§ **LIST OF TASKS**:
**1.** In the comment thread, retype everything from "Yes, it was" down to "often a tip-off.".
**2.** Using the comment thread, decide whether each statement agrees with it, answering yes or no and quoting the deciding words: (a) Jim Budd put the Parkenstein post links in a story on his blog. (b) Ron Washam says he is thrilled to be back. (c) Eric V. Orange wishes the author a Happy New Year.

---------- SOURCE EXTRACT

If, as it appears, Miller's retirement was long planned and if these visits are not to be written up* in TWA have not the Murcia, Valencia, Madrid and Malaga D. O.s been seriously misled at best?”

Gerry Dawes said...

Jim Budd actually put the Parkenstein post links in a story on his blog.
http://jimsloire.blogspot.com/

Anonymous said...

Howdy Deuteronomy.

You better quit now, there are no lofty peaks to climb, etc. You leaped over all of them like the capering goat. Go rest ye, my Lord and tin God.

T. Dominic Hughes

Ron Washam, HMW said...

Gerry,

Thanks for all the links. Just having a bit of fun at an easy target. Jim Budd has been a long time supporter of the ol' HoseMaster, for which I am very grateful.

Marcia Love,

I told you it was a happy ending. Now it's on to other wine baloney.

T. Dominic Hughes,

Quite the moniker. And not the first time I've been called a goat.

Alfonso Cevola said...

nothing to add- just thought it was cool my word verification was

mitic

Thomas said...

is it really over?

I doubt it.

I do have to say, however, that Mr. Dawes may have gored the ox into infinity by now.

One Two Three Daddy said...

I believe that Howdy Deuteronomy is going to live a long time in annals (gee, did I spell that right?) of wine rhetoric.

As for me, I am off the read the book of numbers. No, not the Book of Numbers, silly. The book of numbers. Now that Parkerstein is dead, we are going to need new numbers, different numbers.

Oh, wait, I've got it. The million point system.

Samantha Dugan said...

Ah yes, the ever so familiar feeling of, "Fuck, what can I say to sound the least bit clever....(sigh)" feeling after reading a HoseMaster piece. Got nothin'. I adored the series, am thrilled you're back and love you so!

Ron Washam, HMW said...

Alfonso,

Nothing to add from the author of "On and on and on and on and on the Wine Trail in Italy." Wow, that's a first! I'm humbled.

Thomas,

Parkenstein! is over. Thank God for small blessings. Though it was fun to write, unlike most of the drivel I produce.

Score Daddy,

Thanks for remembering the Million Point Scale. I cannot imagine why it never caught on. Maybe because most critics (or "mitics" as Alfonso likes to call them)only like numbers between 84 and 98, roughly equivalent to their readers' IQs.

Samantha, My Love,

You AND Alfonso rendered speechless with one post! Man, I definitely deserve a Poodle.

Can't say I'm thrilled to be back, but having you love me is a gift. I love you too, Gorgeous.

W. Blake Gray said...

Nice one, Ron. But death is not final: beware the Parkenstein zombie.

Ron Washam, HMW said...

Hey Blake,

Well, if you mean the eBob discussion board, yup, those are a lot of zombies to fear. Or there is the CIA Hall of Fame awards, known as "Night of the Living Dead."

The zombies--they're all around us!!

Wine Wench said...

Damn! When I grow up, I wanna write like you!
It was great judging with ya, Ron. I had an idea of the brain power that was humming along on my left, but now I need to check out your archives!
Cheers!
Sue Straight
The Wine Wench®

Ron Washam, HMW said...

Hi Sue!

Yes, it was fun judging with you. I try to keep my HoseMaster secret identity secret when I'm at industry functions. Though the bullet-proof vest is often a tip-off.

Oh, the archives are full of nothing but my nonsense. Don't waste too much time there. But if you have an erection lasting more than four hours, call a doctor.

Gerry Dawes said...

If you have an erection that lasts for more than four hours, call for re-inforcements!! ;-)

BTW, I have purloined your entire Parkenstein saga and put it on my blog with links to yours. That is why your hits have soared to four or five more than last week.

Eric V. Orange said...

Hose, Hose, Hose.

Merry Christmas.

EVO

Ron Washam, HMW said...

Hey Gerry,

Thanks, I guess. And, indeed, my readership has soared into the teens. Which has actually been a lifelong dream. Know any teens?

Eric,

Long time, no talkee. Hope things are well. Clearly, I'm still insane.

Andy Perdue said...

If you have an erection lasting more than four hours, just write another sequel to Sideways.

--------------------
---------- MATERIAL SUPPLIED

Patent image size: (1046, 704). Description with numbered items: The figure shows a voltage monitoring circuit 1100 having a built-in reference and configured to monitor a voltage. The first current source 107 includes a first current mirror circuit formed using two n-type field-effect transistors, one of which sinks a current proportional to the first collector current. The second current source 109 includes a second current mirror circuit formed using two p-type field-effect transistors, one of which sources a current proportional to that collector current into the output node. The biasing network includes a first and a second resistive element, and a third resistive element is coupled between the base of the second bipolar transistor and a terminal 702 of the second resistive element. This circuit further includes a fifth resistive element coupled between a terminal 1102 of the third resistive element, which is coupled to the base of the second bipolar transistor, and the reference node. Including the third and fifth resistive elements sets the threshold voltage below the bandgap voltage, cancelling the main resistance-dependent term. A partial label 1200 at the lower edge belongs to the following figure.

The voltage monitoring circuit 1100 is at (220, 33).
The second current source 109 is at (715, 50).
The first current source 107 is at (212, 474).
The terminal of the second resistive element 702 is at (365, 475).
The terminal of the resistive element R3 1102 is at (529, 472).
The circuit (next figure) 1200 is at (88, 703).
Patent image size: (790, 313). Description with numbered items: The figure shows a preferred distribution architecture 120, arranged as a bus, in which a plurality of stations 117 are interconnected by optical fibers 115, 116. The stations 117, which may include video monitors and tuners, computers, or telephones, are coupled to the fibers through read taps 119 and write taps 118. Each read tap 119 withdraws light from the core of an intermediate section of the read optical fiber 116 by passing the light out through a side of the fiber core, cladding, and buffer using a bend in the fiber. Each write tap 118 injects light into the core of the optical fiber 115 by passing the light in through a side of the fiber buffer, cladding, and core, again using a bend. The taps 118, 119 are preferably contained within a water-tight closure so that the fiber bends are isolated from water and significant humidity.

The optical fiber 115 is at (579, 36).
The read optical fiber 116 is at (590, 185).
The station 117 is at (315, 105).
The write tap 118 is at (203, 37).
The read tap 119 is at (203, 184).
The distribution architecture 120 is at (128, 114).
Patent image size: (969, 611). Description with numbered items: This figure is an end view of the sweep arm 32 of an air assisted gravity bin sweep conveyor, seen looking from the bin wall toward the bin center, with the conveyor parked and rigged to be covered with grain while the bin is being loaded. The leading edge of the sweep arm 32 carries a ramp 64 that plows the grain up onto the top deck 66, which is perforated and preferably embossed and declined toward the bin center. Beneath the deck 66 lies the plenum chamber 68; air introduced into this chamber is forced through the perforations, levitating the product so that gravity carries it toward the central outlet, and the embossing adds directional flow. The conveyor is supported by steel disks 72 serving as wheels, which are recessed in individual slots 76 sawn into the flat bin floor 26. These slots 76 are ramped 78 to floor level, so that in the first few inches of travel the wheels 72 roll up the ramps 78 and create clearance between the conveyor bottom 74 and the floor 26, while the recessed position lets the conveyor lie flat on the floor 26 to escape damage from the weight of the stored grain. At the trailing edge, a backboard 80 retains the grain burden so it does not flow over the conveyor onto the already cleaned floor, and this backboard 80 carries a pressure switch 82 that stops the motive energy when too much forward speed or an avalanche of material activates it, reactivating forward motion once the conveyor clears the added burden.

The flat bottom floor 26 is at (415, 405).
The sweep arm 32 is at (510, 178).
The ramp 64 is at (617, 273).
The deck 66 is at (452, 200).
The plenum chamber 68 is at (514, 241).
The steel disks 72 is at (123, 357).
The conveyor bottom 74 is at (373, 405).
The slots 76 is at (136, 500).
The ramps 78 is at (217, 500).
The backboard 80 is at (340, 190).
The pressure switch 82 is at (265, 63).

--------------------

§ **WRITTEN RESPONSES**:
**1.**
Yes, it was fun judging with you. I try to keep my HoseMaster secret identity secret when I'm at industry functions. Though the bullet-proof vest is often a tip-off.

**2.**
(a) Yes: "Jim Budd actually put the Parkenstein post links in a story on his blog."
(b) No: "Can't say I'm thrilled to be back"
(c) No: "Merry Christmas."